Exercise brief ::
Identify every line containing the word "this" and reproduce each one.

--- start ---

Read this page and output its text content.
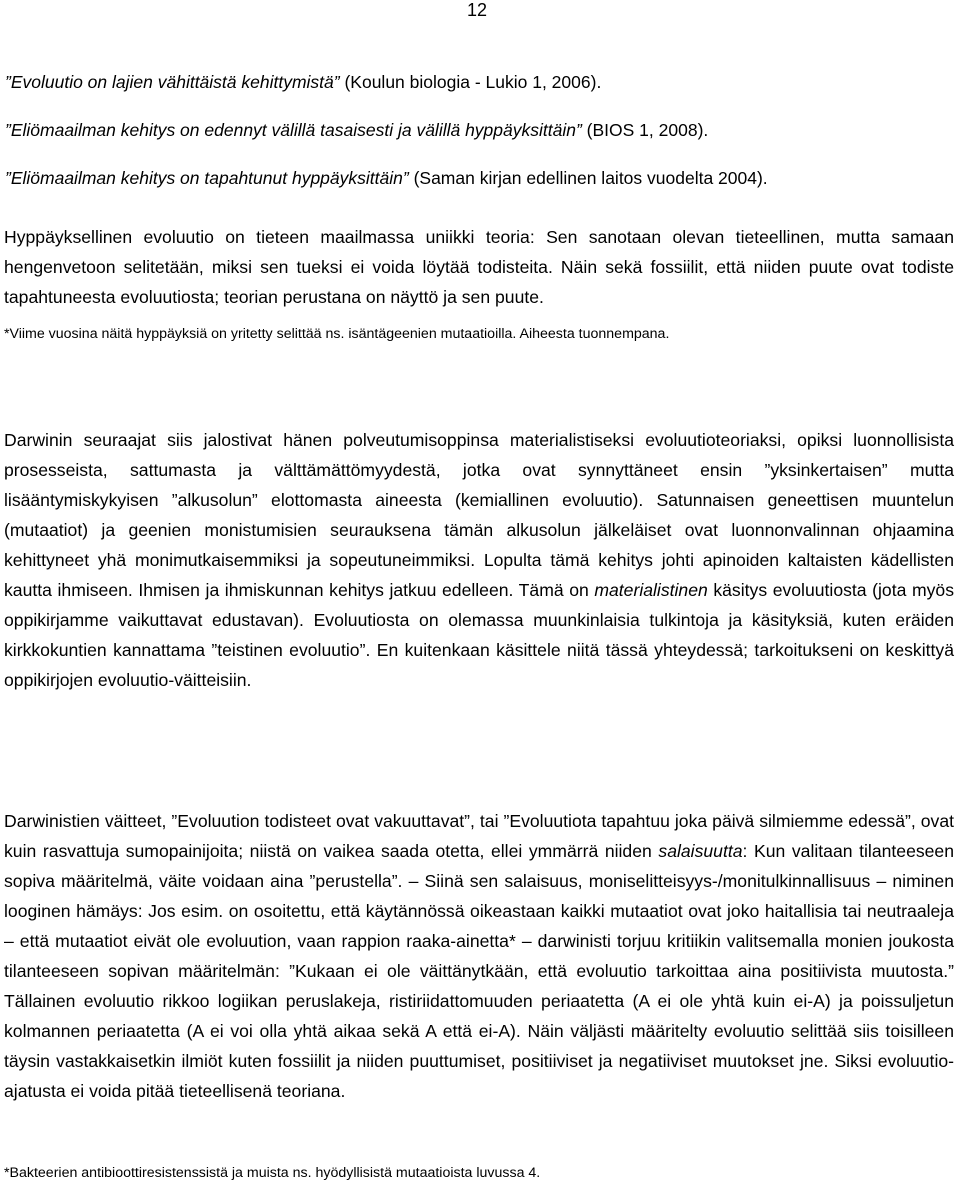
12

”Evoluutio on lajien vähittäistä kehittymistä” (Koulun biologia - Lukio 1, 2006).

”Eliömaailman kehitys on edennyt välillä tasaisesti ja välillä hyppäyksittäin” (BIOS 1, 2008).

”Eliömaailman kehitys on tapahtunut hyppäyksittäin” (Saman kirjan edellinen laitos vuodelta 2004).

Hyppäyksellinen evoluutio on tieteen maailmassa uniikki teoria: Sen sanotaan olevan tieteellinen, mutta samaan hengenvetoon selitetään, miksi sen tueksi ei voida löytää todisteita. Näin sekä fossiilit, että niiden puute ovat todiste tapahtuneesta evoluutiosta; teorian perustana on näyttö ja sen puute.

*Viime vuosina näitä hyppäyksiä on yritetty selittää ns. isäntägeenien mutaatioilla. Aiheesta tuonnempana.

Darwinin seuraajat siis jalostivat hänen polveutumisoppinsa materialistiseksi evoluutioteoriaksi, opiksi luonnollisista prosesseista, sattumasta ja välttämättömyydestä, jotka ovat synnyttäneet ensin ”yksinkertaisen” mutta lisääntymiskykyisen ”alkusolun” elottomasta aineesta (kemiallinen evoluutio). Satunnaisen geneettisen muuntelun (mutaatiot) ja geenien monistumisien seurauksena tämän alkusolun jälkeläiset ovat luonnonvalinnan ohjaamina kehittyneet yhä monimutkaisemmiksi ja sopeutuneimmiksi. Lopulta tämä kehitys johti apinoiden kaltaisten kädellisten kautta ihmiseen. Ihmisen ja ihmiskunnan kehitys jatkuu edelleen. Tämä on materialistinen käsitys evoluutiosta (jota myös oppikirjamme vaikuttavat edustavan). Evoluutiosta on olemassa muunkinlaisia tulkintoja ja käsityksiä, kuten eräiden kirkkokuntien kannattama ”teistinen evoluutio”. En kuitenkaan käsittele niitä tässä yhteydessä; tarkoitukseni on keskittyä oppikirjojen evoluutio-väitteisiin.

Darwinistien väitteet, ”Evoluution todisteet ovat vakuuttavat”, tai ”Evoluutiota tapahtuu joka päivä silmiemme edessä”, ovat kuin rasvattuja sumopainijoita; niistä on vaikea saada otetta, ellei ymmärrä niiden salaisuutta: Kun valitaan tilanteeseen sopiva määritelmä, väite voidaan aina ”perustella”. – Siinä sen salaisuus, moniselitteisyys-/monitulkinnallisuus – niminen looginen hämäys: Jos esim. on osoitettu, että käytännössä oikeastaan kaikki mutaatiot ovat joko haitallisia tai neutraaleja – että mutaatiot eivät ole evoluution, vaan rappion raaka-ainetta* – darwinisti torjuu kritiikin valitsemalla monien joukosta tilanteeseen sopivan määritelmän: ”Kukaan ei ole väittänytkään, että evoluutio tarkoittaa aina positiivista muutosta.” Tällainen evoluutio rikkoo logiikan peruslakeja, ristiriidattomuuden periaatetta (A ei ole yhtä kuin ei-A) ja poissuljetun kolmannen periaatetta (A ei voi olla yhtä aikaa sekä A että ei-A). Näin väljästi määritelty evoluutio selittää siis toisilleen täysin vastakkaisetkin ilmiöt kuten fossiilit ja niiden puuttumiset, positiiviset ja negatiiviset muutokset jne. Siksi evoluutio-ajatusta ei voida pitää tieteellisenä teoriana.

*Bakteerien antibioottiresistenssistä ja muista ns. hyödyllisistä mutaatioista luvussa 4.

--- end ---
--- start ---

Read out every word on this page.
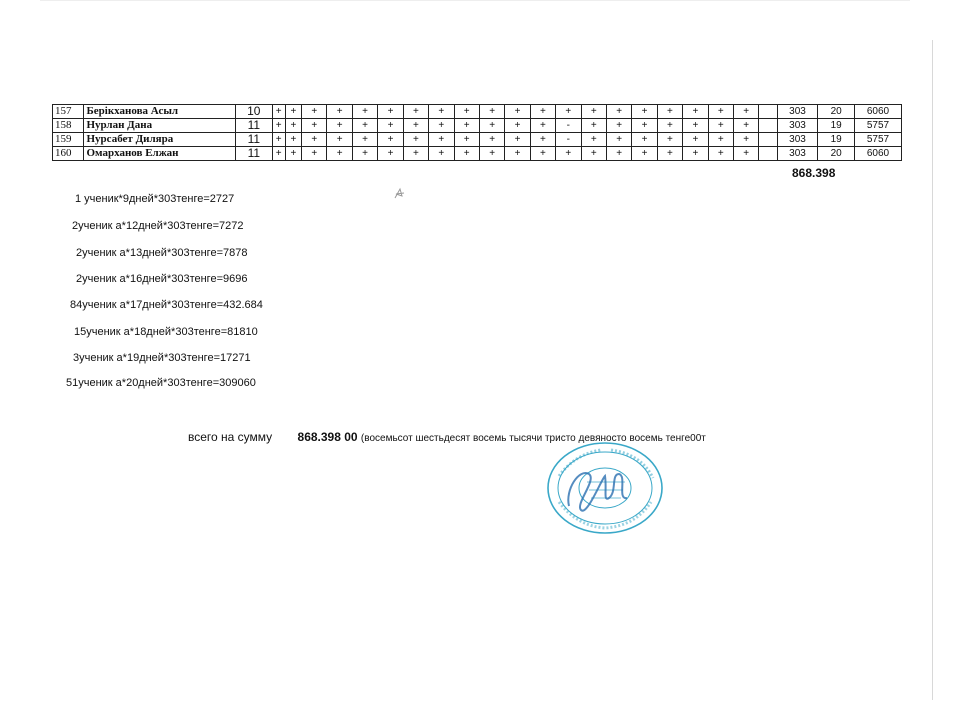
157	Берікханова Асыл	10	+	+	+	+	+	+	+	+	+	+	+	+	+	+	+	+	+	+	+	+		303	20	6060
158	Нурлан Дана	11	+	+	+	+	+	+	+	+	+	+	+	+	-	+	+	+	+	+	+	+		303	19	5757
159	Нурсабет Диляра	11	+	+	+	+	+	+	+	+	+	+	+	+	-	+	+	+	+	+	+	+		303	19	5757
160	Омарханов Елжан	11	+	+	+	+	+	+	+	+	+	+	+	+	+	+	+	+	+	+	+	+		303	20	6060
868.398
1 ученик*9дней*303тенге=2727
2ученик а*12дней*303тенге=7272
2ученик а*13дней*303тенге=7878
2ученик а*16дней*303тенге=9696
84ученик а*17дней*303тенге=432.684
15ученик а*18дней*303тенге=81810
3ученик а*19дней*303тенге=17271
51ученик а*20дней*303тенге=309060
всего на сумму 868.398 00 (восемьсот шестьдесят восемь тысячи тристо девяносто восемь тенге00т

--- end ---
--- start ---

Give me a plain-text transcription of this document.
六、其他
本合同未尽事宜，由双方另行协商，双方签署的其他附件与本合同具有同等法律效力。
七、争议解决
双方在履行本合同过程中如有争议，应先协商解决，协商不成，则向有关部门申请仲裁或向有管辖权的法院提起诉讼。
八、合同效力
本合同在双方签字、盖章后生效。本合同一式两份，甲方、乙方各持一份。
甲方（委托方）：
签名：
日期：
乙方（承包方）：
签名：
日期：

--- end ---

Written response ::
Read this page and output its text content.
Read out every word on this page.
Give me a plain-text transcription of this document.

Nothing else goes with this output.